— Your objective —
The records should be repeated word for word, pictures excluded.

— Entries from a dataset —
☆ ☆ ☆ ☆ ☆ ☆ ☆

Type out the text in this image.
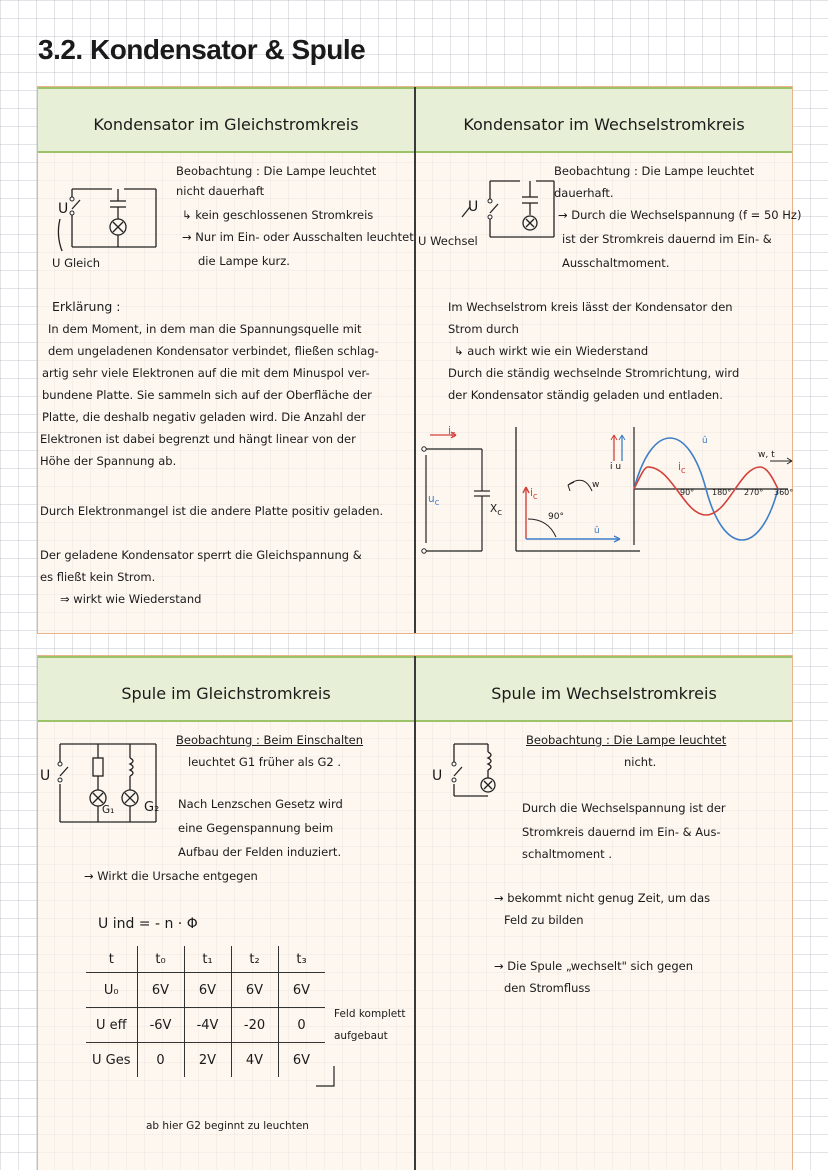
3.2. Kondensator & Spule
Kondensator im Gleichstromkreis	Kondensator im Wechselstromkreis
U
U Gleich
Beobachtung : Die Lampe leuchtet
nicht dauerhaft
↳ kein geschlossenen Stromkreis
→ Nur im Ein- oder Ausschalten leuchtet
die Lampe kurz.
Erklärung :
In dem Moment, in dem man die Spannungsquelle mit
dem ungeladenen Kondensator verbindet, fließen schlag-
artig sehr viele Elektronen auf die mit dem Minuspol ver-
bundene Platte. Sie sammeln sich auf der Oberfläche der
Platte, die deshalb negativ geladen wird. Die Anzahl der
Elektronen ist dabei begrenzt und hängt linear von der
Höhe der Spannung ab.
Durch Elektronmangel ist die andere Platte positiv geladen.
Der geladene Kondensator sperrt die Gleichspannung &
es fließt kein Strom.
⇒ wirkt wie Wiederstand
U
U Wechsel
Beobachtung : Die Lampe leuchtet
dauerhaft.
→ Durch die Wechselspannung (f = 50 Hz)
ist der Stromkreis dauernd im Ein- &
Ausschaltmoment.
Im Wechselstrom kreis lässt der Kondensator den
Strom durch
↳ auch wirkt wie ein Wiederstand
Durch die ständig wechselnde Stromrichtung, wird
der Kondensator ständig geladen und entladen.
$i_c$
$u_c$	$X_c$
$i_c$
90°
w
û
i u
w, t
û
$i_c$
90° 180° 270° 360°
Spule im Gleichstromkreis	Spule im Wechselstromkreis
U
G₁ G₂
Beobachtung : Beim Einschalten
leuchtet G1 früher als G2 .
Nach Lenzschen Gesetz wird
eine Gegenspannung beim
Aufbau der Felden induziert.
→ Wirkt die Ursache entgegen
U ind = - n · Φ
t	t₀	t₁	t₂	t₃
U₀	6V	6V	6V	6V
U eff	-6V	-4V	-20	0
U Ges	0	2V	4V	6V
Feld komplett
aufgebaut
ab hier G2 beginnt zu leuchten
U
Beobachtung : Die Lampe leuchtet
nicht.
Durch die Wechselspannung ist der
Stromkreis dauernd im Ein- & Aus-
schaltmoment .
→ bekommt nicht genug Zeit, um das
Feld zu bilden
→ Die Spule „wechselt" sich gegen
den Stromfluss
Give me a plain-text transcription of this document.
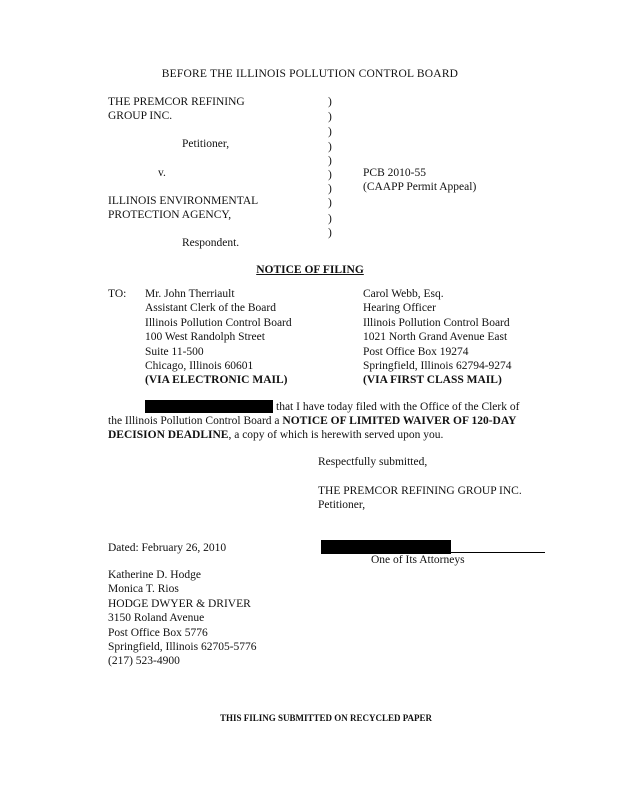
BEFORE THE ILLINOIS POLLUTION CONTROL BOARD
THE PREMCOR REFINING
GROUP INC.
Petitioner,
v.
ILLINOIS ENVIRONMENTAL
PROTECTION AGENCY,
Respondent.
)
)
)
)
)
)
)
)
)
)
PCB 2010-55
(CAAPP Permit Appeal)
NOTICE OF FILING
TO: Mr. John Therriault
Assistant Clerk of the Board
Illinois Pollution Control Board
100 West Randolph Street
Suite 11-500
Chicago, Illinois 60601
(VIA ELECTRONIC MAIL)
Carol Webb, Esq.
Hearing Officer
Illinois Pollution Control Board
1021 North Grand Avenue East
Post Office Box 19274
Springfield, Illinois 62794-9274
(VIA FIRST CLASS MAIL)
that I have today filed with the Office of the Clerk of
the Illinois Pollution Control Board a NOTICE OF LIMITED WAIVER OF 120-DAY
DECISION DEADLINE, a copy of which is herewith served upon you.
Respectfully submitted,
THE PREMCOR REFINING GROUP INC.
Petitioner,
Dated: February 26, 2010
One of Its Attorneys
Katherine D. Hodge
Monica T. Rios
HODGE DWYER & DRIVER
3150 Roland Avenue
Post Office Box 5776
Springfield, Illinois 62705-5776
(217) 523-4900
THIS FILING SUBMITTED ON RECYCLED PAPER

☆ ☆ ☆ ☆ ☆ ☆ ☆

— Exercise solution —
Type out the text in this image.
3.2. Kondensator & Spule
Kondensator im Gleichstromkreis	Kondensator im Wechselstromkreis
U
U Gleich
Beobachtung : Die Lampe leuchtet
nicht dauerhaft
↳ kein geschlossenen Stromkreis
→ Nur im Ein- oder Ausschalten leuchtet
die Lampe kurz.
Erklärung :
In dem Moment, in dem man die Spannungsquelle mit
dem ungeladenen Kondensator verbindet, fließen schlag-
artig sehr viele Elektronen auf die mit dem Minuspol ver-
bundene Platte. Sie sammeln sich auf der Oberfläche der
Platte, die deshalb negativ geladen wird. Die Anzahl der
Elektronen ist dabei begrenzt und hängt linear von der
Höhe der Spannung ab.
Durch Elektronmangel ist die andere Platte positiv geladen.
Der geladene Kondensator sperrt die Gleichspannung &
es fließt kein Strom.
⇒ wirkt wie Wiederstand
U
U Wechsel
Beobachtung : Die Lampe leuchtet
dauerhaft.
→ Durch die Wechselspannung (f = 50 Hz)
ist der Stromkreis dauernd im Ein- &
Ausschaltmoment.
Im Wechselstrom kreis lässt der Kondensator den
Strom durch
↳ auch wirkt wie ein Wiederstand
Durch die ständig wechselnde Stromrichtung, wird
der Kondensator ständig geladen und entladen.
$i_c$
$u_c$	$X_c$
$i_c$
90°
w
û
i u
w, t
û
$i_c$
90° 180° 270° 360°
Spule im Gleichstromkreis	Spule im Wechselstromkreis
U
G₁ G₂
Beobachtung : Beim Einschalten
leuchtet G1 früher als G2 .
Nach Lenzschen Gesetz wird
eine Gegenspannung beim
Aufbau der Felden induziert.
→ Wirkt die Ursache entgegen
U ind = - n · Φ
t	t₀	t₁	t₂	t₃
U₀	6V	6V	6V	6V
U eff	-6V	-4V	-20	0
U Ges	0	2V	4V	6V
Feld komplett
aufgebaut
ab hier G2 beginnt zu leuchten
U
Beobachtung : Die Lampe leuchtet
nicht.
Durch die Wechselspannung ist der
Stromkreis dauernd im Ein- & Aus-
schaltmoment .
→ bekommt nicht genug Zeit, um das
Feld zu bilden
→ Die Spule „wechselt" sich gegen
den Stromfluss
Give me a plain-text transcription of this document.
BEFORE THE ILLINOIS POLLUTION CONTROL BOARD
THE PREMCOR REFINING
GROUP INC.
Petitioner,
v.
ILLINOIS ENVIRONMENTAL
PROTECTION AGENCY,
Respondent.
)
)
)
)
)
)
)
)
)
)
PCB 2010-55
(CAAPP Permit Appeal)
NOTICE OF FILING
TO: Mr. John Therriault
Assistant Clerk of the Board
Illinois Pollution Control Board
100 West Randolph Street
Suite 11-500
Chicago, Illinois 60601
(VIA ELECTRONIC MAIL)
Carol Webb, Esq.
Hearing Officer
Illinois Pollution Control Board
1021 North Grand Avenue East
Post Office Box 19274
Springfield, Illinois 62794-9274
(VIA FIRST CLASS MAIL)
that I have today filed with the Office of the Clerk of
the Illinois Pollution Control Board a NOTICE OF LIMITED WAIVER OF 120-DAY
DECISION DEADLINE, a copy of which is herewith served upon you.
Respectfully submitted,
THE PREMCOR REFINING GROUP INC.
Petitioner,
Dated: February 26, 2010
One of Its Attorneys
Katherine D. Hodge
Monica T. Rios
HODGE DWYER & DRIVER
3150 Roland Avenue
Post Office Box 5776
Springfield, Illinois 62705-5776
(217) 523-4900
THIS FILING SUBMITTED ON RECYCLED PAPER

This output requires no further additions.